* **DOCUMENT TEXT**
▶

# Dog Destruction Stories



## Shu (Oct 21, 2003)

The dog that ate the deer tag thread got me thinking about my own dog destruction story.

While pheasant hunting in SD a few years ago my young lab chased some cows at a farm. So, at the next farm I left him in the back of my Jeep Cherokee with one of those steel gate separators keeping him behind the back seat. I was sure I had screwed the gate tight to the walls and ceiling.

When I came back about 30 minutes later I couldn't even see in the Jeep windows since he'd fogged them all up. To say he was ****** at being left behind was the understatement of all time! I opened the door to find Jake laying there panting away with a seatbelt in his mouth. It had to be 80 in there from all the heat he caused. He had knocked down the gate, tore the entire headliner off the ceiling from the back to the front, chewed all 4 seatbelts in half, and tore speaker panels off the doors. And there was the dog drool.....all over everything.

I was lucky he left the steering wheel attached! I just laughed when I got back because what else could I do? Beat him for my mistake? It's funny looking back, especially when I took it in for a trade-in the next week. The car salesman's look on his face was priceless.


----------



## Sasha and Abby (May 11, 2004)

The first time I went to Arkansas 20 years ago was the one.

I took my dog (6yrs) and my buddy took his year old pup. My dog had been to the rodeo before, but this was his pup's first time.

His dog misbehaved the entire 12 hours from SC to Ark. When we got to the motel, we unpacked and decided to walk across the street and get a pizza. However, we couldn't leave his dog in the room or it would be destroyed... the truck was another bad choice.

We decided his pup could not get in too much trouble in the locked in the bathroom. :eyeroll: We went to eat and returned 45 minutes later. The bathroom had been destroyed.

When we walked in the room, my dog kept running up to us, and running back to the bathroom "a la Lassie and Timmie in the well". We looked and there was water coming from under the door. The sound of splashing was not reassuring either.

◀

* **SUPPLIED DATA**
▶

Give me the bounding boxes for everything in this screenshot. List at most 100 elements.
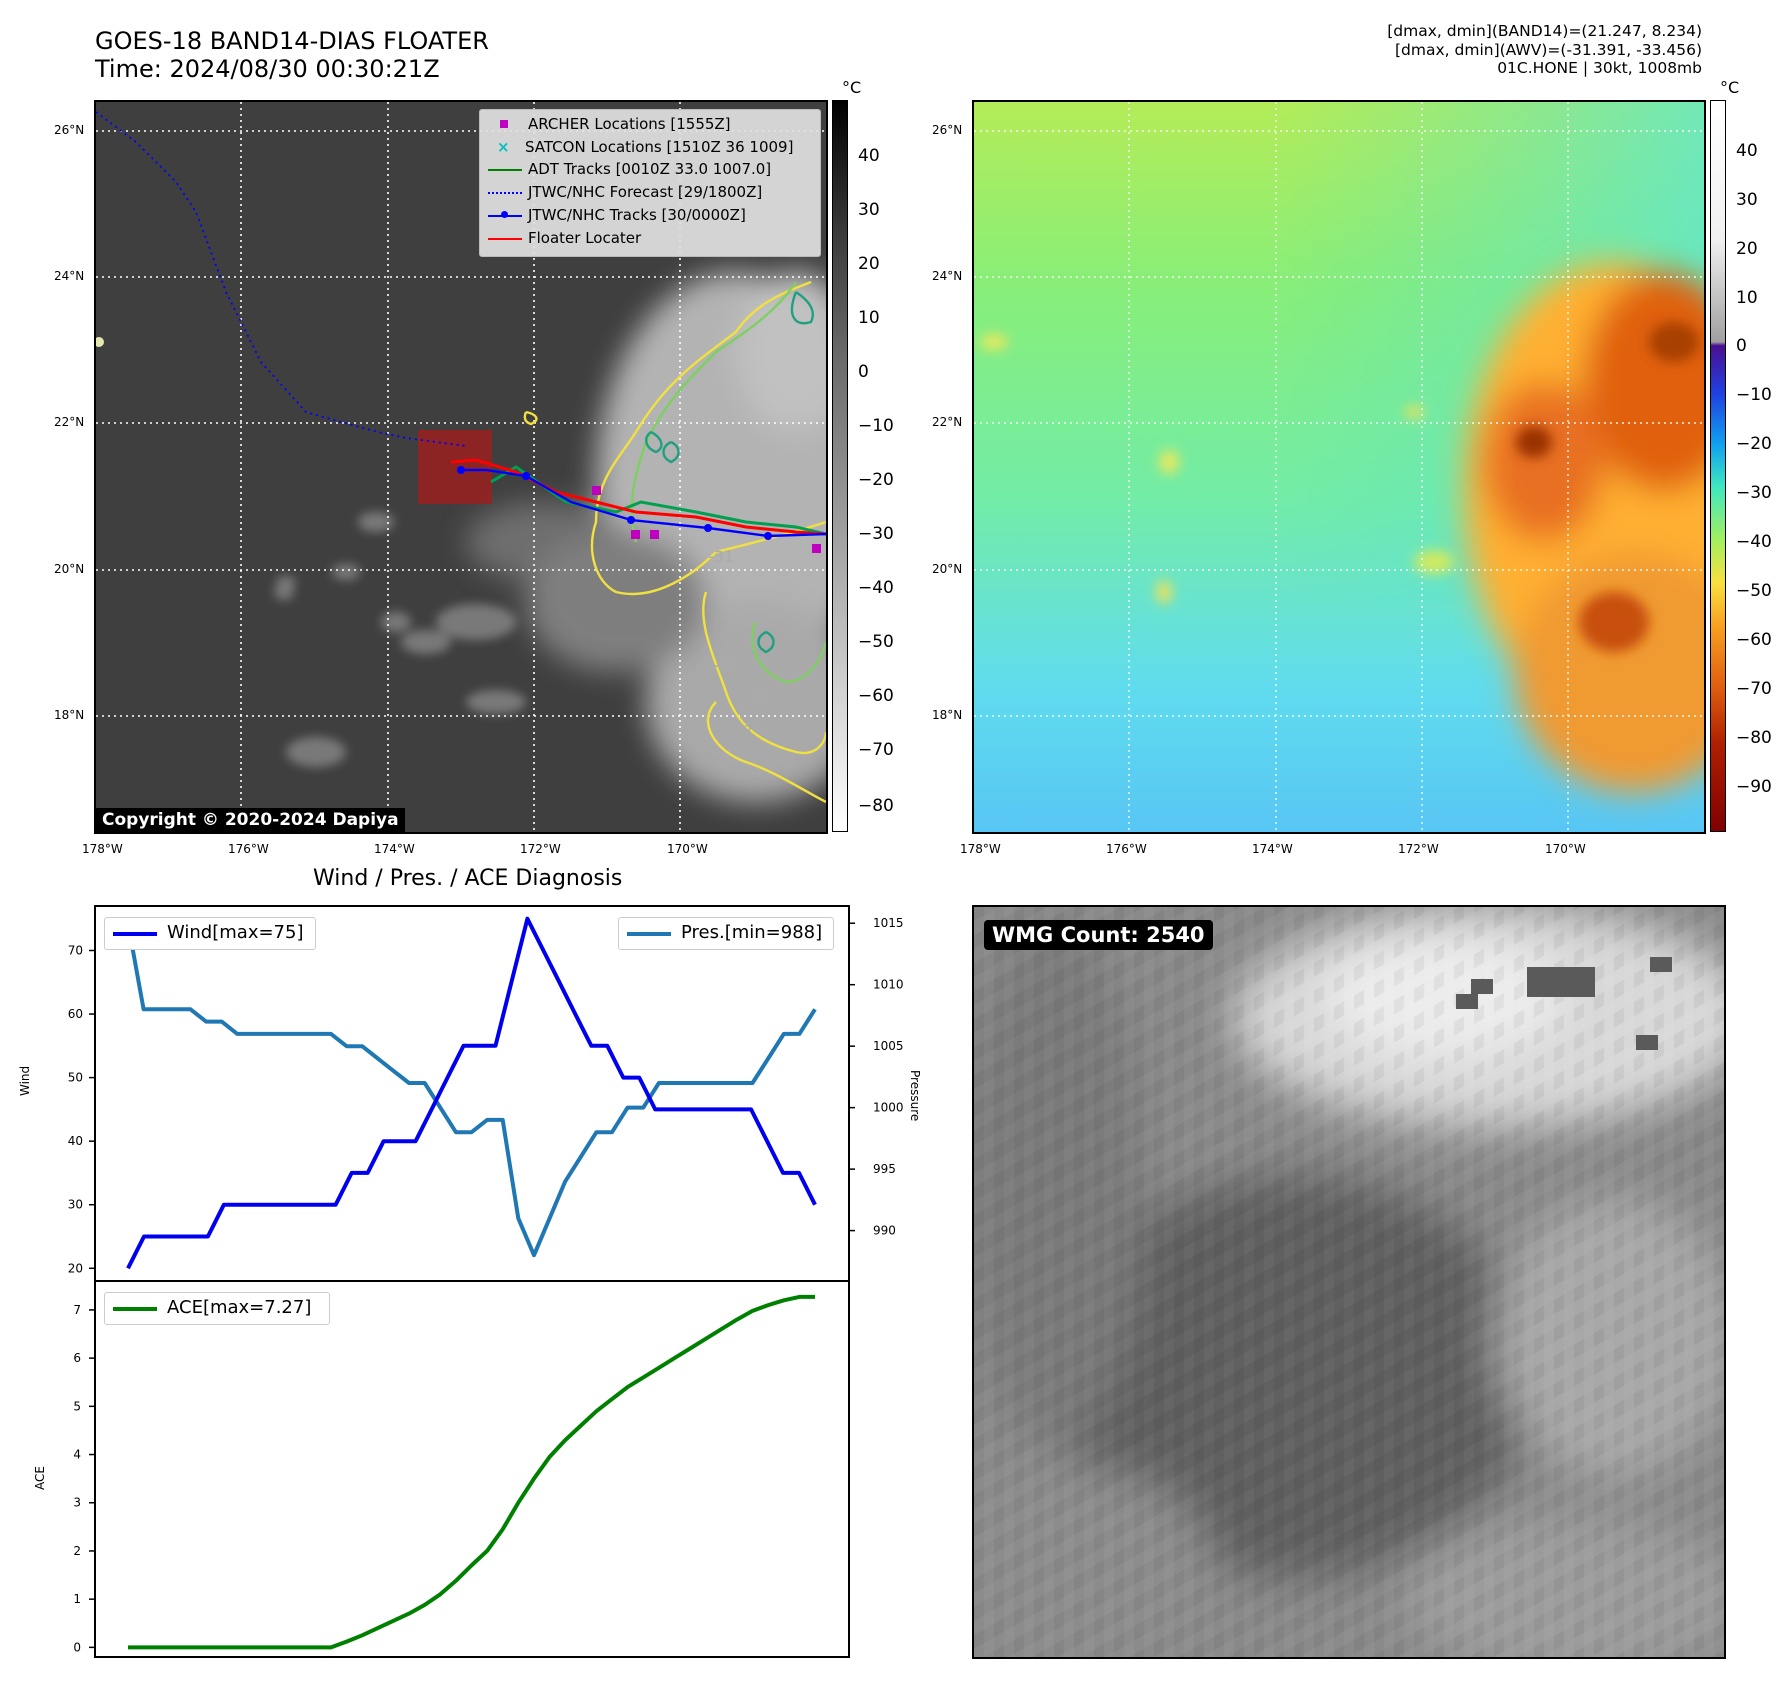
legend-label: SATCON Locations [1510Z 36 1009]	[525, 138, 794, 156]
colorbar-tick: −10	[858, 416, 894, 436]
info-line-2: [dmax, dmin](AWV)=(-31.391, -33.456)	[1395, 40, 1702, 59]
floater-locater-box	[418, 430, 492, 504]
adt-legend-line	[488, 169, 522, 171]
satcon-marker: ×	[497, 138, 510, 156]
colorbar-tick: 0	[858, 362, 869, 382]
legend-label: Floater Locater	[528, 229, 642, 247]
lon-label: 170°W	[667, 842, 708, 856]
lat-label: 24°N	[932, 269, 963, 283]
ace-series-line	[128, 1294, 815, 1650]
lon-label: 172°W	[520, 842, 561, 856]
forecast-legend-line	[488, 192, 522, 194]
colorbar-tick: −10	[1736, 385, 1772, 405]
colorbar-tick: −40	[1736, 532, 1772, 552]
wind-tick-label: 60	[68, 1007, 83, 1021]
wind-axis-title: Wind	[18, 1065, 32, 1096]
colorbar-tick: −80	[858, 796, 894, 816]
pressure-tick-label: 995	[873, 1162, 896, 1176]
colorbar-tick: 30	[858, 200, 880, 220]
lat-label: 26°N	[932, 123, 963, 137]
colorbar-tick: −70	[858, 740, 894, 760]
colorbar-tick: −60	[858, 686, 894, 706]
wmg-image	[974, 907, 1724, 1657]
pressure-legend-label: Pres.[min=988]	[681, 922, 823, 943]
colorbar-tick: 10	[858, 308, 880, 328]
lon-label: 178°W	[82, 842, 123, 856]
lat-label: 24°N	[54, 269, 85, 283]
legend-item-archer: ARCHER Locations [1555Z]	[494, 115, 731, 133]
colorbar-tick: 40	[858, 146, 880, 166]
dmax-info: [dmax, dmin](BAND14)=(21.247, 8.234) [dm…	[1387, 22, 1702, 78]
legend-label: JTWC/NHC Forecast [29/1800Z]	[528, 183, 763, 201]
colorbar-tick: 10	[1736, 288, 1758, 308]
wind-tick-label: 40	[68, 1134, 83, 1148]
lon-label: 170°W	[1545, 842, 1586, 856]
colorbar-tick: −20	[858, 470, 894, 490]
colorbar-tick: −40	[858, 578, 894, 598]
ace-axes-frame	[94, 1280, 850, 1658]
awv-colorbar	[1710, 100, 1726, 832]
info-line-3: 01C.HONE | 30kt, 1008mb	[1497, 59, 1702, 77]
ace-legend: ACE[max=7.27]	[104, 1292, 330, 1325]
lat-label: 22°N	[932, 415, 963, 429]
wind-tick-label: 70	[68, 943, 83, 957]
pressure-tick-label: 1000	[873, 1101, 904, 1115]
floater-legend-line	[488, 238, 522, 240]
ace-tick-label: 2	[73, 1544, 81, 1558]
wind-tick-label: 20	[68, 1261, 83, 1275]
wind-legend: Wind[max=75]	[104, 917, 316, 950]
title-line-2: Time: 2024/08/30 00:30:21Z	[95, 55, 440, 83]
ir-colorbar	[832, 100, 848, 832]
contour-label: -31	[736, 717, 762, 736]
archer-marker	[500, 120, 508, 128]
wind-tick-label: 30	[68, 1198, 83, 1212]
colorbar-tick: −20	[1736, 434, 1772, 454]
lon-label: 176°W	[1106, 842, 1147, 856]
pressure-tick-label: 1005	[873, 1039, 904, 1053]
colorbar-tick: −90	[1736, 777, 1772, 797]
colorbar-tick: 30	[1736, 190, 1758, 210]
ace-legend-line	[113, 1307, 157, 1311]
legend-item-adt: ADT Tracks [0010Z 33.0 1007.0]	[528, 160, 771, 178]
legend-label: ADT Tracks [0010Z 33.0 1007.0]	[528, 160, 772, 178]
ace-tick-label: 3	[73, 1496, 81, 1510]
colorbar-tick: 0	[1736, 336, 1747, 356]
lon-label: 176°W	[228, 842, 269, 856]
legend-item-satcon: × SATCON Locations [1510Z 36 1009]	[494, 138, 793, 156]
pressure-tick-label: 990	[873, 1224, 896, 1238]
ir-legend: ARCHER Locations [1555Z] × SATCON Locatio…	[479, 109, 821, 257]
legend-item-floater: Floater Locater	[528, 229, 641, 247]
legend-item-jtwc-forecast: JTWC/NHC Forecast [29/1800Z]	[528, 183, 762, 201]
lat-label: 26°N	[54, 123, 85, 137]
wmg-panel: WMG Count: 2540	[972, 905, 1726, 1659]
pressure-tick-label: 1010	[873, 978, 904, 992]
wind-legend-line	[113, 932, 157, 936]
figure-title: GOES-18 BAND14-DIAS FLOATER Time: 2024/0…	[95, 27, 489, 83]
lat-label: 22°N	[54, 415, 85, 429]
contour-label: -31	[744, 687, 770, 706]
ace-tick-label: 1	[73, 1592, 81, 1606]
awv-map-panel	[972, 100, 1706, 834]
lat-label: 20°N	[54, 562, 85, 576]
colorbar-tick: −80	[1736, 728, 1772, 748]
pressure-tick-label: 1015	[873, 916, 904, 930]
lon-label: 174°W	[374, 842, 415, 856]
jtwc-forecast-track	[96, 111, 467, 447]
copyright-label: Copyright © 2020-2024 Dapiya	[96, 808, 405, 832]
legend-label: JTWC/NHC Tracks [30/0000Z]	[528, 206, 746, 224]
awv-satellite-image	[974, 102, 1704, 832]
pressure-legend-line	[627, 932, 671, 936]
ace-axis-title: ACE	[33, 1466, 47, 1490]
wind-axes-frame	[94, 905, 850, 1282]
lat-label: 18°N	[932, 708, 963, 722]
ace-tick-label: 6	[73, 1351, 81, 1365]
wind-series-line	[126, 916, 817, 1270]
pressure-legend: Pres.[min=988]	[618, 917, 834, 950]
colorbar-tick: −70	[1736, 679, 1772, 699]
colorbar-tick: 40	[1736, 141, 1758, 161]
lon-label: 172°W	[1398, 842, 1439, 856]
colorbar-tick: −60	[1736, 630, 1772, 650]
contour-label: -31	[708, 652, 734, 671]
tracks-legend-dot	[501, 211, 508, 218]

◀

* **ACTIONS TO TAKE**
a: Translate this sentence from the dog destruction thread into Spanish: "I was lucky he left the steering wheel attached!"
b: In the dog destruction thread, about how long was the lab left in the Jeep before the owner came back?
c: Continue the dog destruction thread from its last sentence.

* **ANSWERS BELOW**
a: ¡Tuve suerte de que dejara el volante puesto!

b: About 30 minutes.

c:
We opened the door to 3" of water that rushed in the room. The pup was so glad to see us and know that we had "rescued" him. It looked like a bomb had gone off.

The dog had started with the toilet paper holder which had been ripped off the wall and was shredded and floating down the stream that began in the bathroom. The dog had then pulled the shower curtain down and ripped it in smaller, mor manageable pieces.

Keep up with me cause it gets interesting here.

The dog then began to examine the toilet, and in particuar, the porcelean lid on top. There must have been something inside the tank that was interesting, because the pup flipped it off and upon impact, had broken into a million pieces.

After this was accomplished, the dog decided that the tubing inside the tank needed closer inspection. Upon closer inspection, the dog pulled loose a tube, that released a lovely fountain up into the air and into the bathtub.

Now, if you will remember the earlier mention of the shower curtain which is blocking the drain; the tub is slowly being filled from the fountain from the toilet. The tub, being only one tub, can only hold so much water before it must look for relief. Relief took the form of an overflow that went on the floor and under the door.

At the first sign of rising water, our designing dog realizes that he must do what ever it takes to escape from a waterey fate. The dog gnaws/eats 18" of door moulding from each side of the door frame before deciding to attack the door directly. The dog was about halfway through the door when we came to his "rescue".

And we were gone less than an hour!!!

We told the motel owner and gave our address to send the bill to... never heard a word. :beer:

I have a million dog stories.


----------



## Dan Bueide (Jul 1, 2002)

Wow, guys, now that's raw hammer head. Makes a pair of glasses, the better part of a dog house, about 6 different versions of dog house flaps, Anakin Skywalker and many other miscelaneous items look like childs play.


----------



## curty (Sep 18, 2003)

Our dog (thunder) decided we didn't need a check that we had gotten in the mail. $1800.00 down the doggie drain :******: Luckily a replacemant was issued :lol:


----------



## djleye (Nov 14, 2002)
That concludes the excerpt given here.